↓

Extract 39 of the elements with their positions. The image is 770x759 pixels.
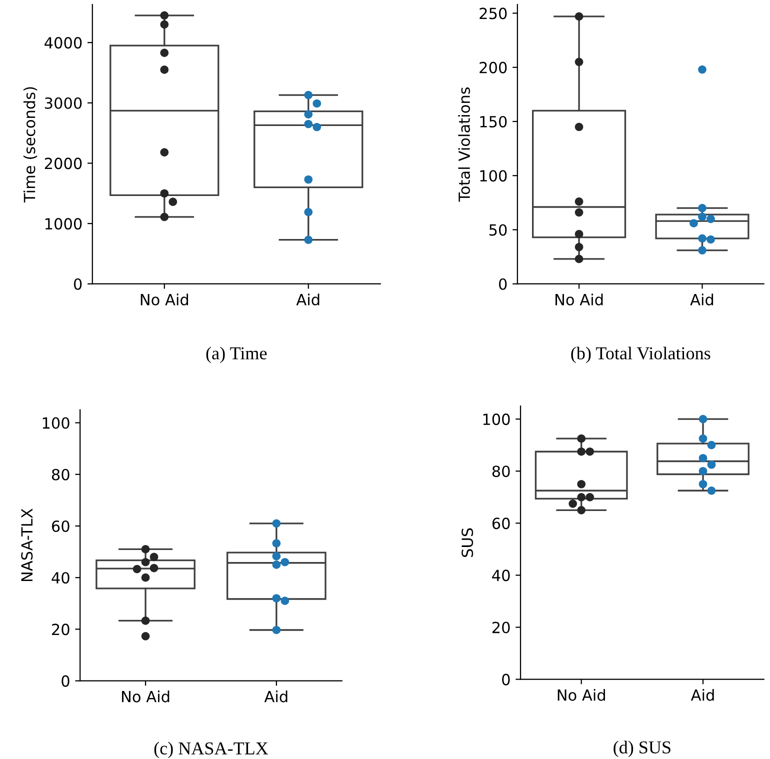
x-tick-label: No Aid bbox=[558, 689, 605, 701]
y-tick-label: 2000 bbox=[44, 158, 82, 170]
y-tick-label: 20 bbox=[52, 624, 70, 636]
text: (b) Total Violations bbox=[571, 346, 710, 364]
y-tick-label: 1000 bbox=[45, 218, 82, 230]
y-tick-label: 80 bbox=[492, 466, 510, 478]
text: (d) SUS bbox=[614, 740, 670, 758]
x-tick-label: No Aid bbox=[122, 690, 170, 702]
text: (c) NASA-TLX bbox=[154, 742, 268, 758]
y-tick-label: 3000 bbox=[44, 97, 82, 109]
y-tick-label: 20 bbox=[492, 622, 510, 634]
y-tick-label: 40 bbox=[492, 570, 510, 582]
x-tick-label: No Aid bbox=[556, 294, 603, 306]
y-tick-label: 100 bbox=[480, 170, 507, 182]
y-axis-title: Time (seconds) bbox=[23, 87, 38, 203]
x-tick-label: Aid bbox=[690, 294, 714, 306]
y-tick-label: 200 bbox=[480, 62, 507, 74]
y-tick-label: 100 bbox=[42, 417, 70, 429]
x-tick-label: Aid bbox=[690, 689, 714, 701]
y-tick-label: 0 bbox=[74, 278, 82, 290]
y-axis-title: Total Violations bbox=[458, 87, 470, 202]
y-tick-label: 80 bbox=[52, 468, 70, 480]
text: (a) Time bbox=[206, 346, 267, 364]
y-tick-label: 4000 bbox=[44, 37, 82, 49]
y-axis-title: SUS bbox=[462, 528, 474, 557]
x-tick-label: Aid bbox=[296, 294, 320, 306]
y-tick-label: 100 bbox=[483, 414, 510, 426]
x-tick-label: Aid bbox=[264, 690, 288, 702]
y-tick-label: 0 bbox=[62, 675, 70, 687]
y-tick-label: 50 bbox=[489, 224, 507, 236]
y-tick-label: 150 bbox=[480, 116, 507, 128]
y-tick-label: 250 bbox=[480, 8, 507, 20]
y-tick-label: 0 bbox=[499, 278, 507, 290]
y-tick-label: 0 bbox=[502, 674, 510, 686]
x-tick-label: No Aid bbox=[140, 294, 188, 306]
y-tick-label: 40 bbox=[52, 572, 70, 584]
y-tick-label: 60 bbox=[52, 520, 70, 532]
y-axis-title: NASA-TLX bbox=[21, 508, 33, 582]
y-tick-label: 60 bbox=[492, 518, 510, 530]
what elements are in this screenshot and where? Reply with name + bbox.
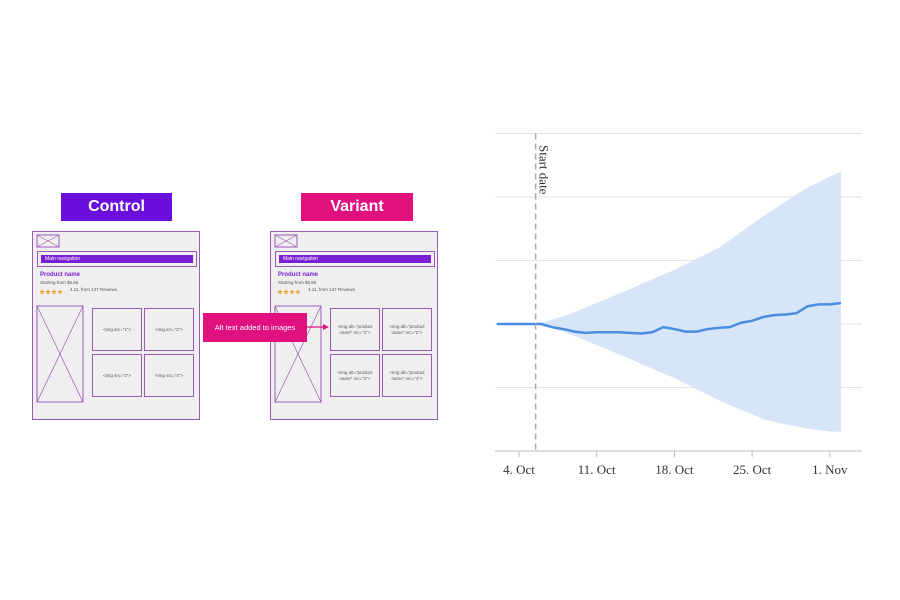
rating: 4.11, from 147 Reviews [308,287,355,292]
control-label: Control [61,193,172,221]
x-tick-label: 11. Oct [578,462,616,477]
wireframe-shapes [274,234,322,403]
image-placeholder: <img alt="product name" src="4"> [382,354,432,397]
confidence-band [496,171,841,432]
star [289,289,295,295]
star [295,289,301,295]
star [51,289,57,295]
image-placeholder: <img alt="product name" src="2"> [382,308,432,351]
annotation: Start date [537,145,552,195]
nav-bar: Main navigation [41,255,193,263]
x-tick-label: 25. Oct [733,462,772,477]
product-name: Product name [278,272,319,278]
image-placeholder: <img src="3"> [92,354,142,397]
star [45,289,51,295]
image-icon-x [274,234,298,248]
nav-bar: Main navigation [279,255,431,263]
line [496,301,842,335]
image-icon [274,234,298,248]
image-placeholder: <img src="4"> [144,354,194,397]
price: Starting from $6.66 [278,280,317,285]
image-icon [36,234,60,248]
image-placeholder: <img src="1"> [92,308,142,351]
callout: Alt text added to images [203,313,307,342]
nav-box: Main navigation [275,251,435,267]
x-tick-label: 1. Nov [812,462,848,477]
star [277,289,283,295]
product-name: Product name [40,272,81,278]
price: Starting from $6.66 [40,280,79,285]
image-placeholder: <img alt="product name" src="1"> [330,308,380,351]
nav-box: Main navigation [37,251,197,267]
hero-image [36,305,84,403]
arrow-head [323,324,329,330]
variant-label: Variant [301,193,413,221]
image-placeholder: <img alt="product name" src="3"> [330,354,380,397]
x-tick-label: 18. Oct [655,462,694,477]
x-tick-label: 4. Oct [503,462,535,477]
image-icon-x [36,234,60,248]
wireframe: Main navigation Product name Starting from… [32,231,200,420]
star [39,289,45,295]
hero-image [274,305,322,403]
hero-image-x [36,305,84,403]
wireframe: Main navigation Product name Starting from… [270,231,438,420]
star [57,289,63,295]
wireframe-shapes [36,234,84,403]
rating: 4.11, from 147 Reviews [70,287,117,292]
image-placeholder: <img src="2"> [144,308,194,351]
star [283,289,289,295]
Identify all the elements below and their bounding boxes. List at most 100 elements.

↑

* **GIVEN PROBLEM**
Copy every line of the items above word for word, leaving out the pictures.

* **EXPECTED OUTPUT**
Extract 39 of the elements with their positions. The image is 770x759 pixels.
x-tick-label: No Aid bbox=[558, 689, 605, 701]
y-tick-label: 2000 bbox=[44, 158, 82, 170]
y-tick-label: 20 bbox=[52, 624, 70, 636]
text: (b) Total Violations bbox=[571, 346, 710, 364]
y-tick-label: 1000 bbox=[45, 218, 82, 230]
y-tick-label: 80 bbox=[492, 466, 510, 478]
text: (d) SUS bbox=[614, 740, 670, 758]
x-tick-label: No Aid bbox=[122, 690, 170, 702]
text: (c) NASA-TLX bbox=[154, 742, 268, 758]
y-tick-label: 3000 bbox=[44, 97, 82, 109]
y-tick-label: 20 bbox=[492, 622, 510, 634]
y-tick-label: 40 bbox=[492, 570, 510, 582]
x-tick-label: No Aid bbox=[556, 294, 603, 306]
y-tick-label: 100 bbox=[480, 170, 507, 182]
y-axis-title: Time (seconds) bbox=[23, 87, 38, 203]
x-tick-label: Aid bbox=[690, 294, 714, 306]
y-tick-label: 200 bbox=[480, 62, 507, 74]
y-tick-label: 100 bbox=[42, 417, 70, 429]
x-tick-label: Aid bbox=[690, 689, 714, 701]
y-tick-label: 0 bbox=[74, 278, 82, 290]
y-axis-title: Total Violations bbox=[458, 87, 470, 202]
y-tick-label: 80 bbox=[52, 468, 70, 480]
text: (a) Time bbox=[206, 346, 267, 364]
y-tick-label: 4000 bbox=[44, 37, 82, 49]
y-axis-title: SUS bbox=[462, 528, 474, 557]
x-tick-label: Aid bbox=[296, 294, 320, 306]
y-tick-label: 100 bbox=[483, 414, 510, 426]
x-tick-label: Aid bbox=[264, 690, 288, 702]
y-tick-label: 0 bbox=[62, 675, 70, 687]
y-tick-label: 50 bbox=[489, 224, 507, 236]
y-tick-label: 150 bbox=[480, 116, 507, 128]
y-tick-label: 250 bbox=[480, 8, 507, 20]
y-tick-label: 0 bbox=[499, 278, 507, 290]
y-tick-label: 0 bbox=[502, 674, 510, 686]
x-tick-label: No Aid bbox=[140, 294, 188, 306]
y-tick-label: 40 bbox=[52, 572, 70, 584]
y-tick-label: 60 bbox=[52, 520, 70, 532]
y-axis-title: NASA-TLX bbox=[21, 508, 33, 582]
y-tick-label: 60 bbox=[492, 518, 510, 530]
what elements are in this screenshot and where? Reply with name + bbox.
rating: 4.11, from 147 Reviews [308,287,355,292]
control-label: Control [61,193,172,221]
x-tick-label: 11. Oct [578,462,616,477]
wireframe-shapes [274,234,322,403]
image-placeholder: <img alt="product name" src="4"> [382,354,432,397]
confidence-band [496,171,841,432]
star [289,289,295,295]
star [295,289,301,295]
star [51,289,57,295]
image-placeholder: <img alt="product name" src="2"> [382,308,432,351]
annotation: Start date [537,145,552,195]
nav-bar: Main navigation [41,255,193,263]
x-tick-label: 25. Oct [733,462,772,477]
product-name: Product name [278,272,319,278]
image-placeholder: <img src="3"> [92,354,142,397]
star [45,289,51,295]
image-icon-x [274,234,298,248]
nav-bar: Main navigation [279,255,431,263]
line [496,301,842,335]
image-icon [274,234,298,248]
image-placeholder: <img src="4"> [144,354,194,397]
price: Starting from $6.66 [278,280,317,285]
image-icon [36,234,60,248]
image-placeholder: <img src="1"> [92,308,142,351]
callout: Alt text added to images [203,313,307,342]
nav-box: Main navigation [275,251,435,267]
x-tick-label: 1. Nov [812,462,848,477]
star [277,289,283,295]
product-name: Product name [40,272,81,278]
price: Starting from $6.66 [40,280,79,285]
image-placeholder: <img alt="product name" src="1"> [330,308,380,351]
nav-box: Main navigation [37,251,197,267]
hero-image [36,305,84,403]
arrow-head [323,324,329,330]
variant-label: Variant [301,193,413,221]
image-placeholder: <img alt="product name" src="3"> [330,354,380,397]
x-tick-label: 18. Oct [655,462,694,477]
x-tick-label: 4. Oct [503,462,535,477]
image-icon-x [36,234,60,248]
wireframe: Main navigation Product name Starting from… [32,231,200,420]
star [39,289,45,295]
hero-image [274,305,322,403]
hero-image-x [36,305,84,403]
wireframe: Main navigation Product name Starting from… [270,231,438,420]
star [57,289,63,295]
wireframe-shapes [36,234,84,403]
rating: 4.11, from 147 Reviews [70,287,117,292]
image-placeholder: <img src="2"> [144,308,194,351]
star [283,289,289,295]
Identify all the elements below and their bounding boxes. List at most 100 elements.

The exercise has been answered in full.